> [Given request]:
Make an exact copy of the records, with the images left out.

——————

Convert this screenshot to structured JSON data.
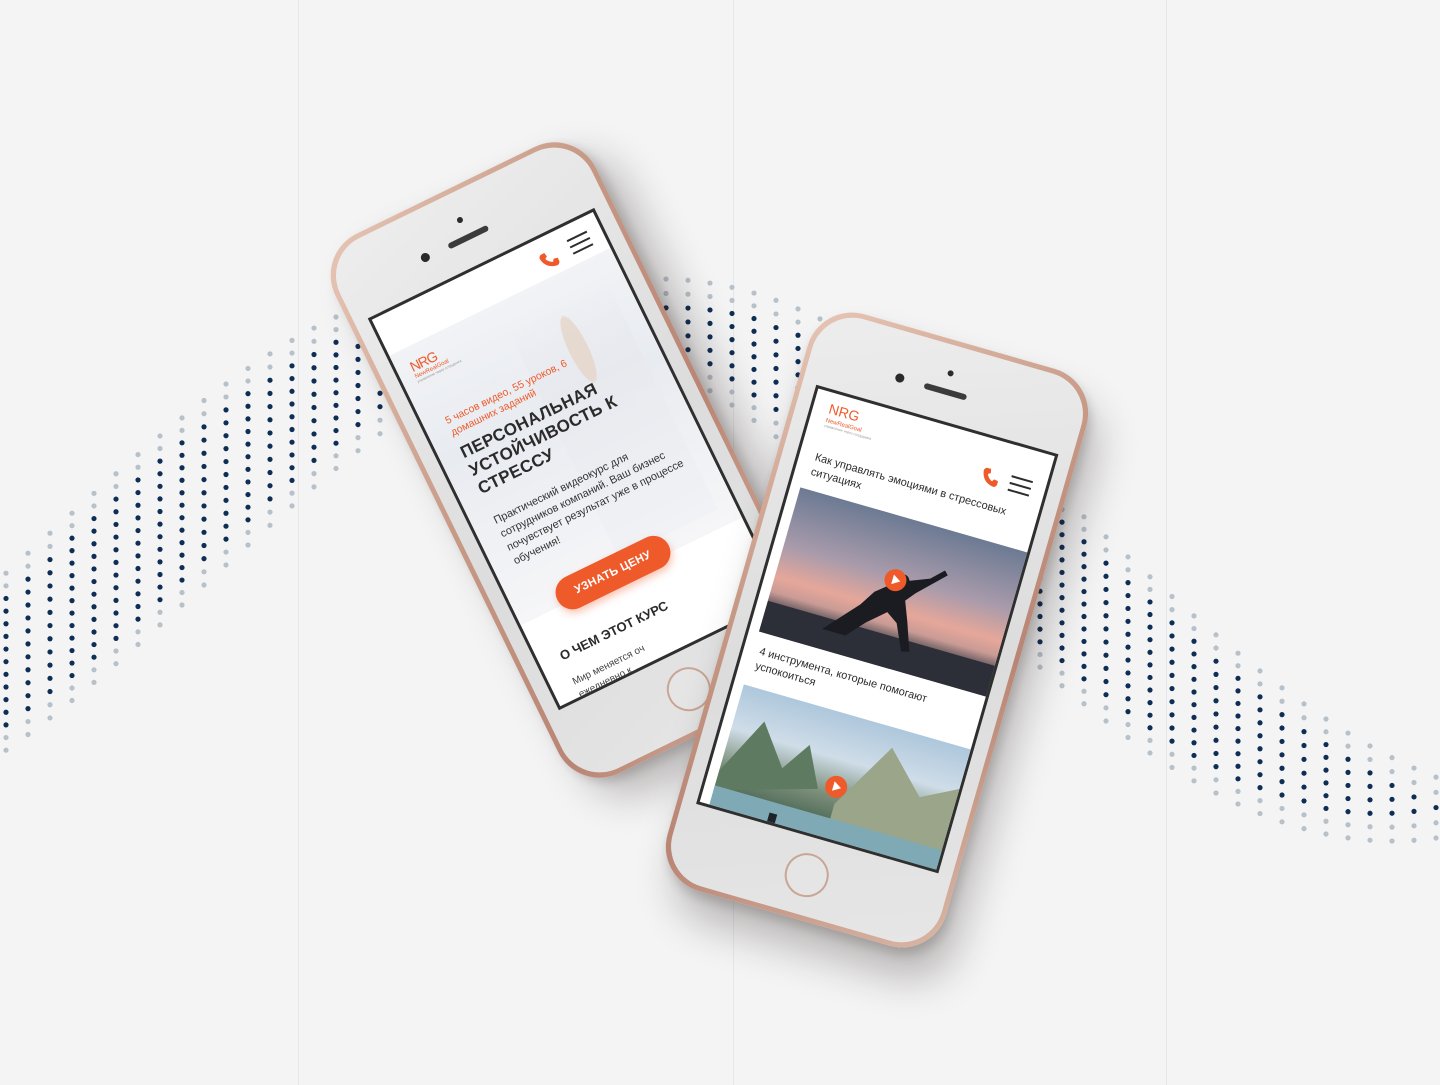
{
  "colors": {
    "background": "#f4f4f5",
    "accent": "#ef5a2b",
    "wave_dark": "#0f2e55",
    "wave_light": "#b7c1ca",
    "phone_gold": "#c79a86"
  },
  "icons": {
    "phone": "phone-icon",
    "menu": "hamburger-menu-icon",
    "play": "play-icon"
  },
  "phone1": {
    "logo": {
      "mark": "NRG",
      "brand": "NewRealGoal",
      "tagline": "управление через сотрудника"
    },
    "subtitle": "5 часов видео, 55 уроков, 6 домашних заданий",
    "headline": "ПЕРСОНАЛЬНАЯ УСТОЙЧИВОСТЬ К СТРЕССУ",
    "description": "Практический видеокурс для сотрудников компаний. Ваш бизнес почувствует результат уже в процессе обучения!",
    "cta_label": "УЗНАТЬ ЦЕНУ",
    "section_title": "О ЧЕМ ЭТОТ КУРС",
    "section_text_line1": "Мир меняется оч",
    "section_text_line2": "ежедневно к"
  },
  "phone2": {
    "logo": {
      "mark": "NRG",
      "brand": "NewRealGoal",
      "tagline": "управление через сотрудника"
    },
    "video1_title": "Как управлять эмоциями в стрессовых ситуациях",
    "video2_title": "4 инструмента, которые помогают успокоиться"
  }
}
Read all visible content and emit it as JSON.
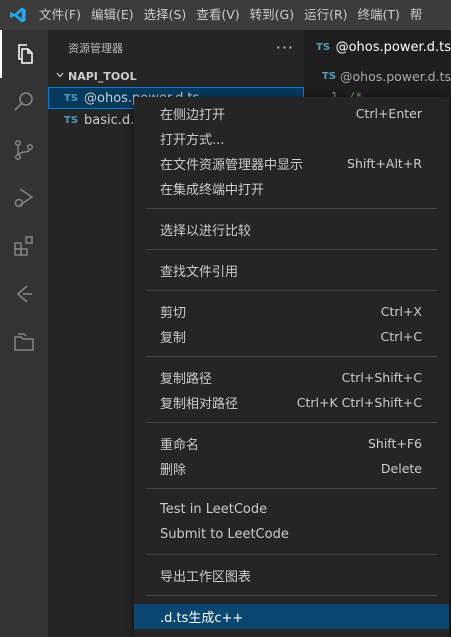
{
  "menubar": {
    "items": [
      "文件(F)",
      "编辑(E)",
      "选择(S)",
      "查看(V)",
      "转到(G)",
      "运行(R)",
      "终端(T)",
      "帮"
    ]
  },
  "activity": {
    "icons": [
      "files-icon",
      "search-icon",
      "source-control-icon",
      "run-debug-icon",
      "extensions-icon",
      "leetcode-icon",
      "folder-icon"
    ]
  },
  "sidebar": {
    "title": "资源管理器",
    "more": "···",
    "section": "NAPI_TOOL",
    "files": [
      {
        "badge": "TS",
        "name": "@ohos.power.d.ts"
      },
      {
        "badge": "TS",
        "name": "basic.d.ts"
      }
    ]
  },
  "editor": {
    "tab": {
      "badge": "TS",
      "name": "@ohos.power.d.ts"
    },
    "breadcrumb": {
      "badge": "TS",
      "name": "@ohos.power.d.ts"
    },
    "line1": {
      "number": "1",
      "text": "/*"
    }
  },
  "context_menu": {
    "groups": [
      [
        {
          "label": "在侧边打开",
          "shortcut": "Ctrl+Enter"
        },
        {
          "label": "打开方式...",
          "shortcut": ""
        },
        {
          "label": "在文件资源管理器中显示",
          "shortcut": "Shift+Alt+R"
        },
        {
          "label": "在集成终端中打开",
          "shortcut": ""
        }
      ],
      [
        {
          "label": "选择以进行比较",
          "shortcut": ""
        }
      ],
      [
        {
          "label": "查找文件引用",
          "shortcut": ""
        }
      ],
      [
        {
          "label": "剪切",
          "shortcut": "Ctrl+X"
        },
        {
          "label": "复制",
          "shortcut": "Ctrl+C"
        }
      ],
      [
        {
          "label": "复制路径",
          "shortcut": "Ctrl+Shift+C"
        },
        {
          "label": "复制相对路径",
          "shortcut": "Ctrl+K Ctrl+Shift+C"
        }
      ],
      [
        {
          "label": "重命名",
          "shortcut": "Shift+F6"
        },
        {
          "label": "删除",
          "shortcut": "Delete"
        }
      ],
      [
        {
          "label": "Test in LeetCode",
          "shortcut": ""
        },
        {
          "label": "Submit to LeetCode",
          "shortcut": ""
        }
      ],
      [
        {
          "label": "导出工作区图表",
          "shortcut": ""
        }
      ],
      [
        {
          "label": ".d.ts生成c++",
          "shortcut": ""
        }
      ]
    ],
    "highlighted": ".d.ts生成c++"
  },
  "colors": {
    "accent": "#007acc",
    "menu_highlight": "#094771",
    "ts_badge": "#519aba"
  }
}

——————

> [Answer to the task]:
Convert this screenshot to structured JSON data.
{
  "colors": {
    "background": "#f4f4f5",
    "accent": "#ef5a2b",
    "wave_dark": "#0f2e55",
    "wave_light": "#b7c1ca",
    "phone_gold": "#c79a86"
  },
  "icons": {
    "phone": "phone-icon",
    "menu": "hamburger-menu-icon",
    "play": "play-icon"
  },
  "phone1": {
    "logo": {
      "mark": "NRG",
      "brand": "NewRealGoal",
      "tagline": "управление через сотрудника"
    },
    "subtitle": "5 часов видео, 55 уроков, 6 домашних заданий",
    "headline": "ПЕРСОНАЛЬНАЯ УСТОЙЧИВОСТЬ К СТРЕССУ",
    "description": "Практический видеокурс для сотрудников компаний. Ваш бизнес почувствует результат уже в процессе обучения!",
    "cta_label": "УЗНАТЬ ЦЕНУ",
    "section_title": "О ЧЕМ ЭТОТ КУРС",
    "section_text_line1": "Мир меняется оч",
    "section_text_line2": "ежедневно к"
  },
  "phone2": {
    "logo": {
      "mark": "NRG",
      "brand": "NewRealGoal",
      "tagline": "управление через сотрудника"
    },
    "video1_title": "Как управлять эмоциями в стрессовых ситуациях",
    "video2_title": "4 инструмента, которые помогают успокоиться"
  }
}
Read all visible content and emit it as JSON.
{
  "menubar": {
    "items": [
      "文件(F)",
      "编辑(E)",
      "选择(S)",
      "查看(V)",
      "转到(G)",
      "运行(R)",
      "终端(T)",
      "帮"
    ]
  },
  "activity": {
    "icons": [
      "files-icon",
      "search-icon",
      "source-control-icon",
      "run-debug-icon",
      "extensions-icon",
      "leetcode-icon",
      "folder-icon"
    ]
  },
  "sidebar": {
    "title": "资源管理器",
    "more": "···",
    "section": "NAPI_TOOL",
    "files": [
      {
        "badge": "TS",
        "name": "@ohos.power.d.ts"
      },
      {
        "badge": "TS",
        "name": "basic.d.ts"
      }
    ]
  },
  "editor": {
    "tab": {
      "badge": "TS",
      "name": "@ohos.power.d.ts"
    },
    "breadcrumb": {
      "badge": "TS",
      "name": "@ohos.power.d.ts"
    },
    "line1": {
      "number": "1",
      "text": "/*"
    }
  },
  "context_menu": {
    "groups": [
      [
        {
          "label": "在侧边打开",
          "shortcut": "Ctrl+Enter"
        },
        {
          "label": "打开方式...",
          "shortcut": ""
        },
        {
          "label": "在文件资源管理器中显示",
          "shortcut": "Shift+Alt+R"
        },
        {
          "label": "在集成终端中打开",
          "shortcut": ""
        }
      ],
      [
        {
          "label": "选择以进行比较",
          "shortcut": ""
        }
      ],
      [
        {
          "label": "查找文件引用",
          "shortcut": ""
        }
      ],
      [
        {
          "label": "剪切",
          "shortcut": "Ctrl+X"
        },
        {
          "label": "复制",
          "shortcut": "Ctrl+C"
        }
      ],
      [
        {
          "label": "复制路径",
          "shortcut": "Ctrl+Shift+C"
        },
        {
          "label": "复制相对路径",
          "shortcut": "Ctrl+K Ctrl+Shift+C"
        }
      ],
      [
        {
          "label": "重命名",
          "shortcut": "Shift+F6"
        },
        {
          "label": "删除",
          "shortcut": "Delete"
        }
      ],
      [
        {
          "label": "Test in LeetCode",
          "shortcut": ""
        },
        {
          "label": "Submit to LeetCode",
          "shortcut": ""
        }
      ],
      [
        {
          "label": "导出工作区图表",
          "shortcut": ""
        }
      ],
      [
        {
          "label": ".d.ts生成c++",
          "shortcut": ""
        }
      ]
    ],
    "highlighted": ".d.ts生成c++"
  },
  "colors": {
    "accent": "#007acc",
    "menu_highlight": "#094771",
    "ts_badge": "#519aba"
  }
}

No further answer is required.